Select and reproduce each line of the listing below that bears the string "name".

--- start ---

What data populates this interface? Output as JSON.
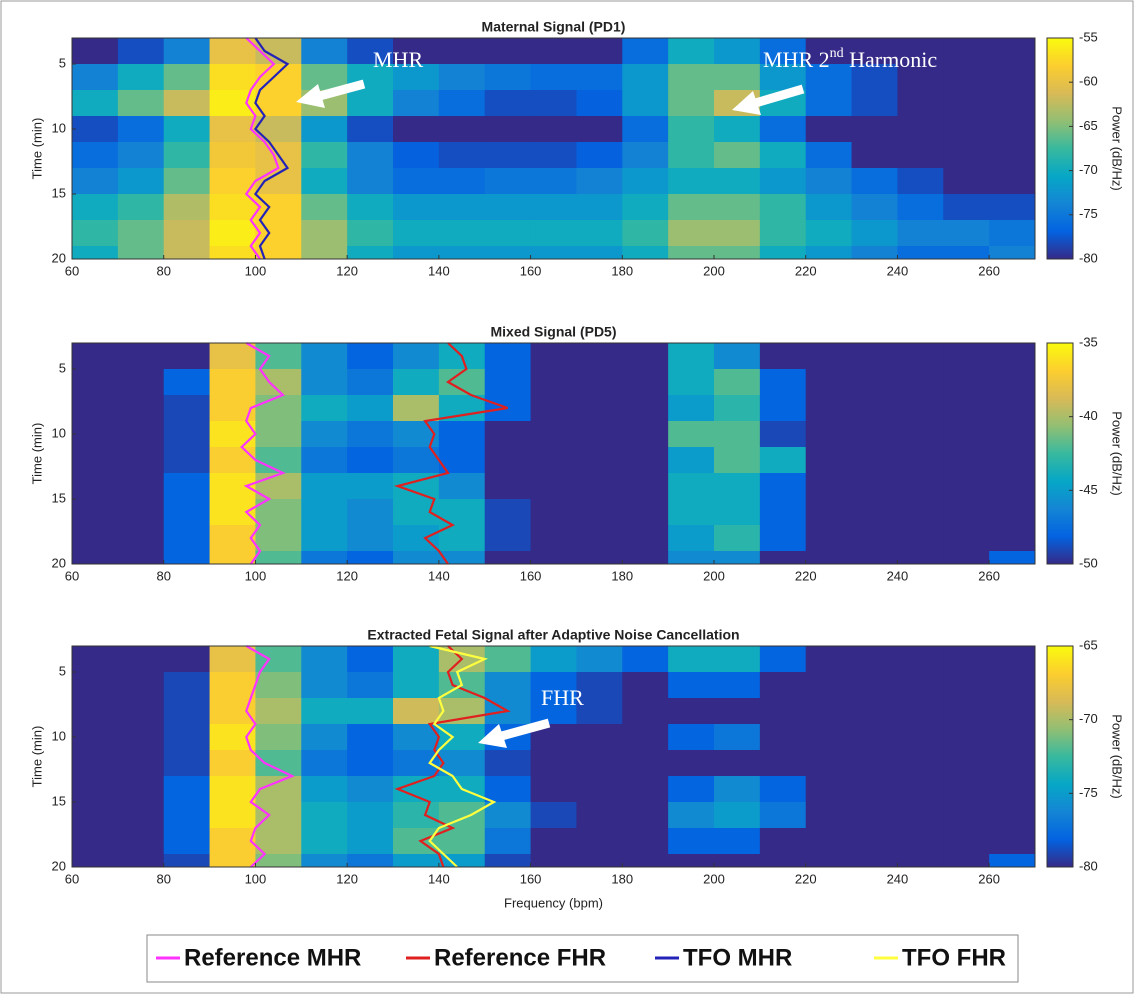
{
  "chart_data": [
    {
      "type": "heatmap",
      "title": "Maternal Signal (PD1)",
      "ylabel": "Time (min)",
      "colorbar_label": "Power (dB/Hz)",
      "colormap": "parula",
      "xlim": [
        60,
        270
      ],
      "xticks": [
        60,
        80,
        100,
        120,
        140,
        160,
        180,
        200,
        220,
        240,
        260
      ],
      "ylim": [
        20,
        3
      ],
      "yticks": [
        5,
        10,
        15,
        20
      ],
      "clim": [
        -80,
        -55
      ],
      "cticks": [
        -80,
        -75,
        -70,
        -65,
        -60,
        -55
      ],
      "x_edges": [
        60,
        70,
        80,
        90,
        100,
        110,
        120,
        130,
        140,
        150,
        160,
        170,
        180,
        190,
        200,
        210,
        220,
        230,
        240,
        250,
        260,
        270
      ],
      "y_edges": [
        3,
        5,
        7,
        9,
        11,
        13,
        15,
        17,
        19,
        20
      ],
      "z": [
        [
          -80,
          -78,
          -74,
          -60,
          -62,
          -74,
          -78,
          -80,
          -80,
          -80,
          -80,
          -80,
          -76,
          -70,
          -72,
          -76,
          -80,
          -80,
          -80,
          -80,
          -80
        ],
        [
          -74,
          -70,
          -66,
          -57,
          -58,
          -66,
          -70,
          -72,
          -74,
          -75,
          -76,
          -76,
          -72,
          -66,
          -66,
          -72,
          -76,
          -78,
          -80,
          -80,
          -80
        ],
        [
          -70,
          -66,
          -62,
          -56,
          -58,
          -64,
          -70,
          -74,
          -76,
          -78,
          -78,
          -77,
          -72,
          -66,
          -62,
          -70,
          -76,
          -78,
          -80,
          -80,
          -80
        ],
        [
          -78,
          -76,
          -70,
          -60,
          -62,
          -72,
          -78,
          -80,
          -80,
          -80,
          -80,
          -80,
          -76,
          -68,
          -70,
          -76,
          -80,
          -80,
          -80,
          -80,
          -80
        ],
        [
          -76,
          -74,
          -68,
          -59,
          -60,
          -68,
          -74,
          -77,
          -78,
          -78,
          -78,
          -77,
          -74,
          -68,
          -66,
          -70,
          -76,
          -80,
          -80,
          -80,
          -80
        ],
        [
          -74,
          -72,
          -66,
          -58,
          -60,
          -70,
          -74,
          -76,
          -76,
          -75,
          -75,
          -74,
          -72,
          -70,
          -70,
          -72,
          -74,
          -76,
          -78,
          -80,
          -80
        ],
        [
          -70,
          -68,
          -63,
          -57,
          -58,
          -66,
          -70,
          -72,
          -72,
          -72,
          -72,
          -72,
          -70,
          -66,
          -66,
          -68,
          -72,
          -74,
          -76,
          -78,
          -78
        ],
        [
          -68,
          -66,
          -62,
          -56,
          -58,
          -64,
          -68,
          -70,
          -70,
          -70,
          -70,
          -70,
          -68,
          -64,
          -64,
          -68,
          -70,
          -72,
          -74,
          -74,
          -75
        ],
        [
          -70,
          -66,
          -62,
          -57,
          -58,
          -64,
          -70,
          -72,
          -72,
          -72,
          -72,
          -72,
          -70,
          -66,
          -66,
          -70,
          -72,
          -74,
          -76,
          -76,
          -74
        ]
      ],
      "times": [
        3,
        4,
        5,
        6,
        7,
        8,
        9,
        10,
        11,
        12,
        13,
        14,
        15,
        16,
        17,
        18,
        19,
        20
      ],
      "series": [
        {
          "name": "Reference MHR",
          "color": "#ff33ff",
          "values": [
            98,
            101,
            104,
            101,
            99,
            98,
            100,
            99,
            102,
            104,
            105,
            100,
            98,
            101,
            99,
            101,
            99,
            101
          ]
        },
        {
          "name": "TFO MHR",
          "color": "#2323b8",
          "values": [
            100,
            102,
            107,
            104,
            101,
            100,
            102,
            100,
            103,
            105,
            107,
            102,
            100,
            103,
            101,
            103,
            101,
            102
          ]
        }
      ],
      "annotations": [
        {
          "text": "MHR"
        },
        {
          "parts": [
            "MHR 2",
            "nd",
            " Harmonic"
          ]
        }
      ]
    },
    {
      "type": "heatmap",
      "title": "Mixed Signal (PD5)",
      "ylabel": "Time (min)",
      "colorbar_label": "Power (dB/Hz)",
      "colormap": "parula",
      "xlim": [
        60,
        270
      ],
      "xticks": [
        60,
        80,
        100,
        120,
        140,
        160,
        180,
        200,
        220,
        240,
        260
      ],
      "ylim": [
        20,
        3
      ],
      "yticks": [
        5,
        10,
        15,
        20
      ],
      "clim": [
        -50,
        -35
      ],
      "cticks": [
        -50,
        -45,
        -40,
        -35
      ],
      "x_edges": [
        60,
        70,
        80,
        90,
        100,
        110,
        120,
        130,
        140,
        150,
        160,
        170,
        180,
        190,
        200,
        210,
        220,
        230,
        240,
        250,
        260,
        270
      ],
      "y_edges": [
        3,
        5,
        7,
        9,
        11,
        13,
        15,
        17,
        19,
        20
      ],
      "z": [
        [
          -50,
          -50,
          -50,
          -38,
          -42,
          -46,
          -48,
          -46,
          -44,
          -48,
          -50,
          -50,
          -50,
          -44,
          -46,
          -50,
          -50,
          -50,
          -50,
          -50,
          -50
        ],
        [
          -50,
          -50,
          -48,
          -37,
          -40,
          -46,
          -47,
          -44,
          -42,
          -48,
          -50,
          -50,
          -50,
          -44,
          -42,
          -48,
          -50,
          -50,
          -50,
          -50,
          -50
        ],
        [
          -50,
          -50,
          -49,
          -37,
          -41,
          -44,
          -45,
          -40,
          -44,
          -48,
          -50,
          -50,
          -50,
          -45,
          -43,
          -48,
          -50,
          -50,
          -50,
          -50,
          -50
        ],
        [
          -50,
          -50,
          -49,
          -36,
          -41,
          -46,
          -47,
          -46,
          -48,
          -50,
          -50,
          -50,
          -50,
          -42,
          -42,
          -49,
          -50,
          -50,
          -50,
          -50,
          -50
        ],
        [
          -50,
          -50,
          -49,
          -37,
          -42,
          -47,
          -48,
          -47,
          -48,
          -50,
          -50,
          -50,
          -50,
          -45,
          -42,
          -44,
          -50,
          -50,
          -50,
          -50,
          -50
        ],
        [
          -50,
          -50,
          -48,
          -36,
          -40,
          -45,
          -45,
          -44,
          -46,
          -50,
          -50,
          -50,
          -50,
          -44,
          -44,
          -48,
          -50,
          -50,
          -50,
          -50,
          -50
        ],
        [
          -50,
          -50,
          -48,
          -36,
          -41,
          -45,
          -46,
          -44,
          -44,
          -49,
          -50,
          -50,
          -50,
          -44,
          -44,
          -48,
          -50,
          -50,
          -50,
          -50,
          -50
        ],
        [
          -50,
          -50,
          -48,
          -37,
          -41,
          -45,
          -46,
          -45,
          -44,
          -49,
          -50,
          -50,
          -50,
          -45,
          -43,
          -48,
          -50,
          -50,
          -50,
          -50,
          -50
        ],
        [
          -50,
          -50,
          -48,
          -37,
          -42,
          -47,
          -48,
          -46,
          -46,
          -50,
          -50,
          -50,
          -50,
          -46,
          -46,
          -50,
          -50,
          -50,
          -50,
          -50,
          -48
        ]
      ],
      "times": [
        3,
        4,
        5,
        6,
        7,
        8,
        9,
        10,
        11,
        12,
        13,
        14,
        15,
        16,
        17,
        18,
        19,
        20
      ],
      "series": [
        {
          "name": "Reference MHR",
          "color": "#ff33ff",
          "values": [
            98,
            103,
            101,
            103,
            106,
            99,
            98,
            100,
            97,
            100,
            106,
            98,
            103,
            98,
            101,
            99,
            101,
            99
          ]
        },
        {
          "name": "Reference FHR",
          "color": "#e01f1f",
          "values": [
            142,
            145,
            146,
            142,
            147,
            155,
            137,
            139,
            138,
            140,
            142,
            131,
            139,
            138,
            143,
            137,
            140,
            142
          ]
        }
      ]
    },
    {
      "type": "heatmap",
      "title": "Extracted Fetal Signal after Adaptive Noise Cancellation",
      "xlabel": "Frequency (bpm)",
      "ylabel": "Time (min)",
      "colorbar_label": "Power (dB/Hz)",
      "colormap": "parula",
      "xlim": [
        60,
        270
      ],
      "xticks": [
        60,
        80,
        100,
        120,
        140,
        160,
        180,
        200,
        220,
        240,
        260
      ],
      "ylim": [
        20,
        3
      ],
      "yticks": [
        5,
        10,
        15,
        20
      ],
      "clim": [
        -80,
        -65
      ],
      "cticks": [
        -80,
        -75,
        -70,
        -65
      ],
      "x_edges": [
        60,
        70,
        80,
        90,
        100,
        110,
        120,
        130,
        140,
        150,
        160,
        170,
        180,
        190,
        200,
        210,
        220,
        230,
        240,
        250,
        260,
        270
      ],
      "y_edges": [
        3,
        5,
        7,
        9,
        11,
        13,
        15,
        17,
        19,
        20
      ],
      "z": [
        [
          -80,
          -80,
          -80,
          -68,
          -72,
          -76,
          -78,
          -74,
          -70,
          -72,
          -75,
          -76,
          -78,
          -74,
          -74,
          -78,
          -80,
          -80,
          -80,
          -80,
          -80
        ],
        [
          -80,
          -80,
          -79,
          -67,
          -71,
          -76,
          -77,
          -74,
          -72,
          -76,
          -78,
          -79,
          -80,
          -78,
          -78,
          -80,
          -80,
          -80,
          -80,
          -80,
          -80
        ],
        [
          -80,
          -80,
          -79,
          -67,
          -70,
          -74,
          -74,
          -69,
          -70,
          -76,
          -78,
          -79,
          -80,
          -80,
          -80,
          -80,
          -80,
          -80,
          -80,
          -80,
          -80
        ],
        [
          -80,
          -80,
          -79,
          -66,
          -71,
          -76,
          -78,
          -76,
          -74,
          -78,
          -80,
          -80,
          -80,
          -78,
          -77,
          -80,
          -80,
          -80,
          -80,
          -80,
          -80
        ],
        [
          -80,
          -80,
          -79,
          -67,
          -72,
          -77,
          -78,
          -77,
          -76,
          -79,
          -80,
          -80,
          -80,
          -80,
          -80,
          -80,
          -80,
          -80,
          -80,
          -80,
          -80
        ],
        [
          -80,
          -80,
          -78,
          -66,
          -70,
          -75,
          -76,
          -74,
          -74,
          -78,
          -80,
          -80,
          -80,
          -78,
          -76,
          -78,
          -80,
          -80,
          -80,
          -80,
          -80
        ],
        [
          -80,
          -80,
          -78,
          -66,
          -70,
          -74,
          -75,
          -73,
          -72,
          -76,
          -79,
          -80,
          -80,
          -76,
          -75,
          -77,
          -80,
          -80,
          -80,
          -80,
          -80
        ],
        [
          -80,
          -80,
          -78,
          -67,
          -70,
          -74,
          -75,
          -72,
          -72,
          -77,
          -80,
          -80,
          -80,
          -78,
          -78,
          -80,
          -80,
          -80,
          -80,
          -80,
          -80
        ],
        [
          -80,
          -80,
          -79,
          -67,
          -71,
          -76,
          -77,
          -75,
          -75,
          -79,
          -80,
          -80,
          -80,
          -80,
          -80,
          -80,
          -80,
          -80,
          -80,
          -80,
          -78
        ]
      ],
      "times": [
        3,
        4,
        5,
        6,
        7,
        8,
        9,
        10,
        11,
        12,
        13,
        14,
        15,
        16,
        17,
        18,
        19,
        20
      ],
      "series": [
        {
          "name": "Reference MHR",
          "color": "#ff33ff",
          "values": [
            98,
            103,
            101,
            100,
            99,
            98,
            100,
            98,
            99,
            102,
            108,
            101,
            99,
            103,
            100,
            99,
            102,
            99
          ]
        },
        {
          "name": "Reference FHR",
          "color": "#e01f1f",
          "values": [
            142,
            145,
            142,
            143,
            150,
            155,
            138,
            140,
            139,
            141,
            139,
            131,
            138,
            137,
            143,
            136,
            140,
            141
          ]
        },
        {
          "name": "TFO FHR",
          "color": "#ffff40",
          "values": [
            138,
            150,
            144,
            145,
            140,
            141,
            139,
            143,
            140,
            138,
            143,
            145,
            152,
            147,
            140,
            138,
            141,
            144
          ]
        }
      ],
      "annotations": [
        {
          "text": "FHR"
        }
      ]
    }
  ],
  "legend": [
    {
      "name": "Reference MHR",
      "color": "#ff33ff"
    },
    {
      "name": "Reference FHR",
      "color": "#e01f1f"
    },
    {
      "name": "TFO MHR",
      "color": "#2323b8"
    },
    {
      "name": "TFO FHR",
      "color": "#ffff40"
    }
  ]
}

--- end ---

The completed task
          "name": "Reference MHR",
          "name": "TFO MHR",
          "name": "Reference MHR",
          "name": "Reference FHR",
          "name": "Reference MHR",
          "name": "Reference FHR",
          "name": "TFO FHR",
      "name": "Reference MHR",
      "name": "Reference FHR",
      "name": "TFO MHR",
      "name": "TFO FHR",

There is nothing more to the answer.